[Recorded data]
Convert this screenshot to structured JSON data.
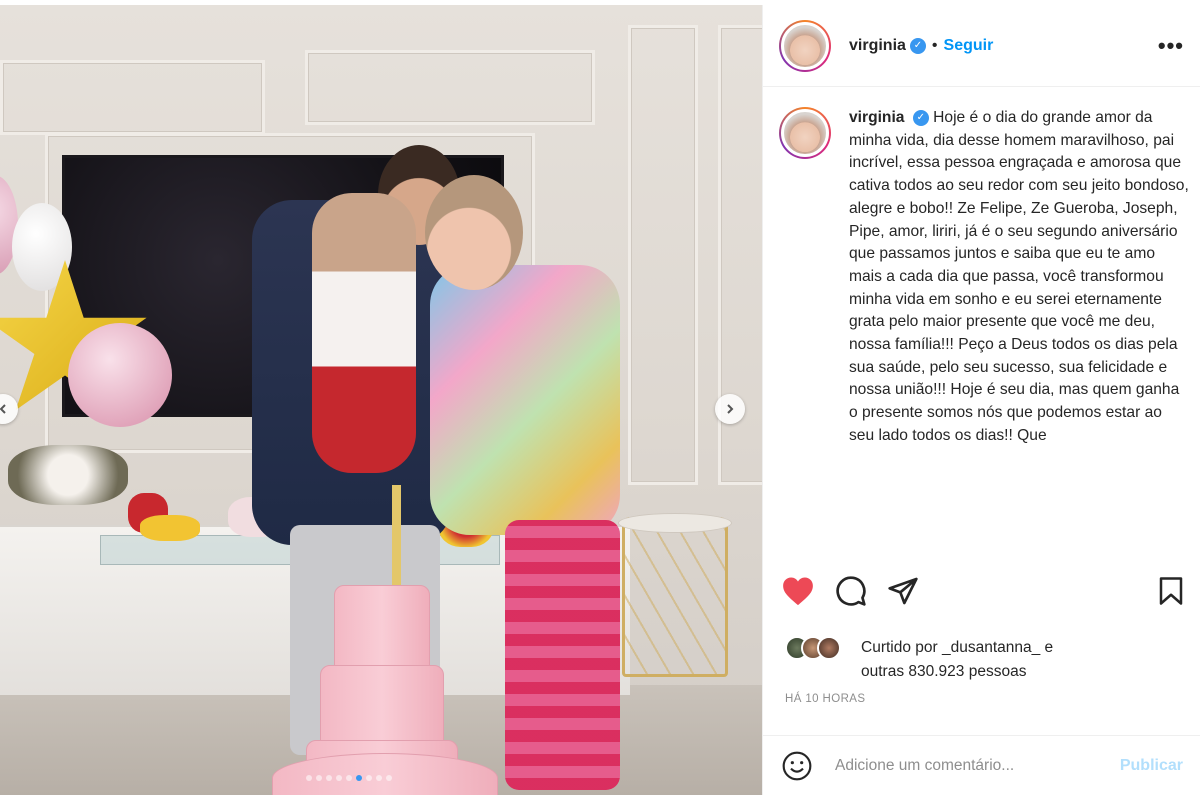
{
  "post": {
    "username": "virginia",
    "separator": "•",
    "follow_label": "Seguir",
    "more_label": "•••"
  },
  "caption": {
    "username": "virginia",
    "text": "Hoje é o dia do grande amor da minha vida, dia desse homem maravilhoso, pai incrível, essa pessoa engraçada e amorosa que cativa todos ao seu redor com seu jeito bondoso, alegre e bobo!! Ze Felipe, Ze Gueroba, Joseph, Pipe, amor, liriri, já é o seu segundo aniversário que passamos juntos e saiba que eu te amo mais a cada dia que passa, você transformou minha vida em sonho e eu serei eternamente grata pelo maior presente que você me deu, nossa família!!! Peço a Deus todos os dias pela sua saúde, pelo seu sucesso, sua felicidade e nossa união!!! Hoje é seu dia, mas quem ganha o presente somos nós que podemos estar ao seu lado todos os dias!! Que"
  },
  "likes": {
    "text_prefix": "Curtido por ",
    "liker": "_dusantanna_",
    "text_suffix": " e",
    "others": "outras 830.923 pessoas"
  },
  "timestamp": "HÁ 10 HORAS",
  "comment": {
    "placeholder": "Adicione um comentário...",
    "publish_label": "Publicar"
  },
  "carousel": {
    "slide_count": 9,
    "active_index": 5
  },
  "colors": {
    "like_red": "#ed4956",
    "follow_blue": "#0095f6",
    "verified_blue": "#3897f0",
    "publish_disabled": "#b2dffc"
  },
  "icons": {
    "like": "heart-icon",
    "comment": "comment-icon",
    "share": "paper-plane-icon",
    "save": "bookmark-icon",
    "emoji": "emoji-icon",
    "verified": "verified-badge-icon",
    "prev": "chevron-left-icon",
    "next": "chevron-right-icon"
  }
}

---

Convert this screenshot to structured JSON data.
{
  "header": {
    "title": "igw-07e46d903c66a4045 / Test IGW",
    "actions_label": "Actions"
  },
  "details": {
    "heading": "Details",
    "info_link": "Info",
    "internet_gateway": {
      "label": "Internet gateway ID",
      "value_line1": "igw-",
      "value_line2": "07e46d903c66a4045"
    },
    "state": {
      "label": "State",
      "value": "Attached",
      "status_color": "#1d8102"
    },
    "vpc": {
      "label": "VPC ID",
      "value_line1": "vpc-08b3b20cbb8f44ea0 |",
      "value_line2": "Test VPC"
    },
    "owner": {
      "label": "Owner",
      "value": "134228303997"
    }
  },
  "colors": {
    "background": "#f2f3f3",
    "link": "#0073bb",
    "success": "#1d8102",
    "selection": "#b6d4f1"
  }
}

* * *

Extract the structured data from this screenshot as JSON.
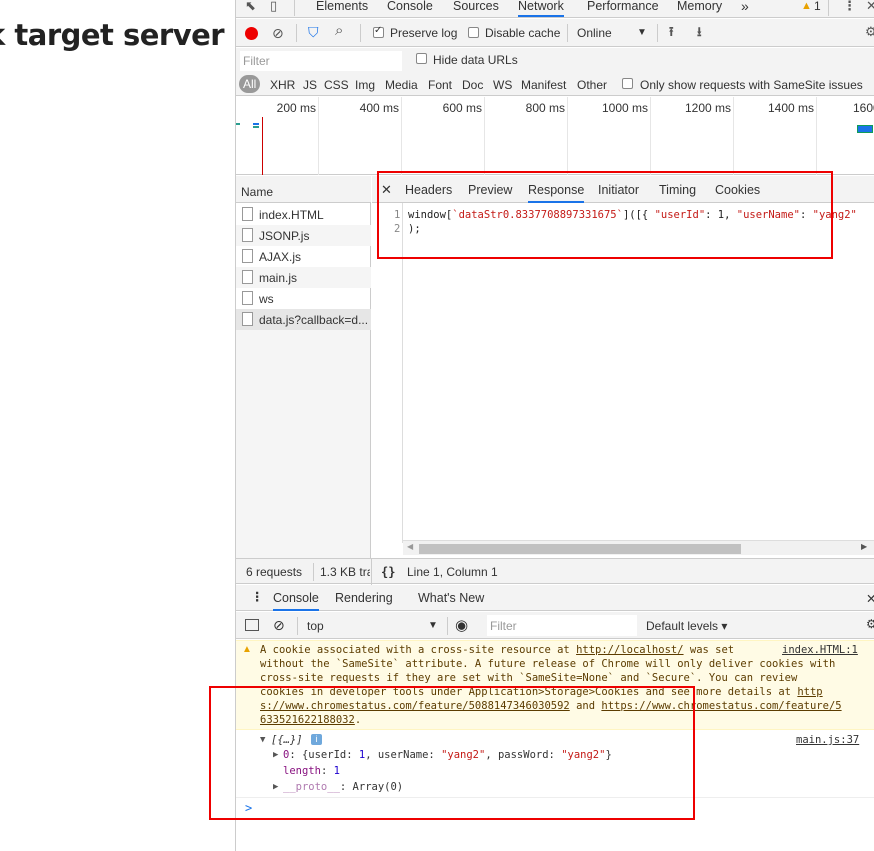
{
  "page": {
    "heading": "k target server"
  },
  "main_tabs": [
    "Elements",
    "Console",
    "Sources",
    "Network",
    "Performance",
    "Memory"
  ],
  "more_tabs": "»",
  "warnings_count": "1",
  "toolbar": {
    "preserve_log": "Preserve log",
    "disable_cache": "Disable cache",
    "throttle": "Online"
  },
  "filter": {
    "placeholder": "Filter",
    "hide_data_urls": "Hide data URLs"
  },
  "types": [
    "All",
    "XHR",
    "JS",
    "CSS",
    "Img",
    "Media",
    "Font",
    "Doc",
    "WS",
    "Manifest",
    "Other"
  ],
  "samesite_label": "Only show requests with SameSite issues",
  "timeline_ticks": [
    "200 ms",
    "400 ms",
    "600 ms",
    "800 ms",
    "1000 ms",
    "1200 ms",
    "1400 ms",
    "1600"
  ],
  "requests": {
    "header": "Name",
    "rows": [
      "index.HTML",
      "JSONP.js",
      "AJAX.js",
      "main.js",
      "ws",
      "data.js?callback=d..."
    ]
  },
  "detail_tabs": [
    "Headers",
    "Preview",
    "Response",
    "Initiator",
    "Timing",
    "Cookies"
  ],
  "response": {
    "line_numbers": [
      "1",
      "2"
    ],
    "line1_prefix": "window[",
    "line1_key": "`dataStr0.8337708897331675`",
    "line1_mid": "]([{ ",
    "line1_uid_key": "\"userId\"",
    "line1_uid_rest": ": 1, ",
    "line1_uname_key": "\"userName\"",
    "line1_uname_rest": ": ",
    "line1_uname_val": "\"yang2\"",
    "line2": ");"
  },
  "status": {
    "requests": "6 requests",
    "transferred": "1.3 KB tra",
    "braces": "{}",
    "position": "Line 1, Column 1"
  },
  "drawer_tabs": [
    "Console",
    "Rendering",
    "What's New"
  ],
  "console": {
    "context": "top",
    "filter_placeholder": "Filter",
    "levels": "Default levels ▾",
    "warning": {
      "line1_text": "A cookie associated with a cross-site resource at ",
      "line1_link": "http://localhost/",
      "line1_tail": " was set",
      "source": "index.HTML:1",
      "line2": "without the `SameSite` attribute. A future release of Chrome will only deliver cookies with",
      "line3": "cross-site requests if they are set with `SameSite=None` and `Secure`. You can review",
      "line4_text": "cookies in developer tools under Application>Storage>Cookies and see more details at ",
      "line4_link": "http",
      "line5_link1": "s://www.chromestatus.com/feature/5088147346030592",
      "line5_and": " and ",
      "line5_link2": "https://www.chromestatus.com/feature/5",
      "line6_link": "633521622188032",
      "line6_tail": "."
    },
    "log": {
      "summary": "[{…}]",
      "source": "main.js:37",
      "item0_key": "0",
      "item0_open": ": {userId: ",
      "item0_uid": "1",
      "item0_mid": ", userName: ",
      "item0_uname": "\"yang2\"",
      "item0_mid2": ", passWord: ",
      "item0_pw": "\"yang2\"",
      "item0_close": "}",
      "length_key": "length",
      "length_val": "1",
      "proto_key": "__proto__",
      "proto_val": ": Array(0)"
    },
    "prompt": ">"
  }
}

**Your objective**
Search the entries for the word "cross" and pick out every line that holds it.

**Solution for this exercise**
      "line1_text": "A cookie associated with a cross-site resource at ",
      "line3": "cross-site requests if they are set with `SameSite=None` and `Secure`. You can review",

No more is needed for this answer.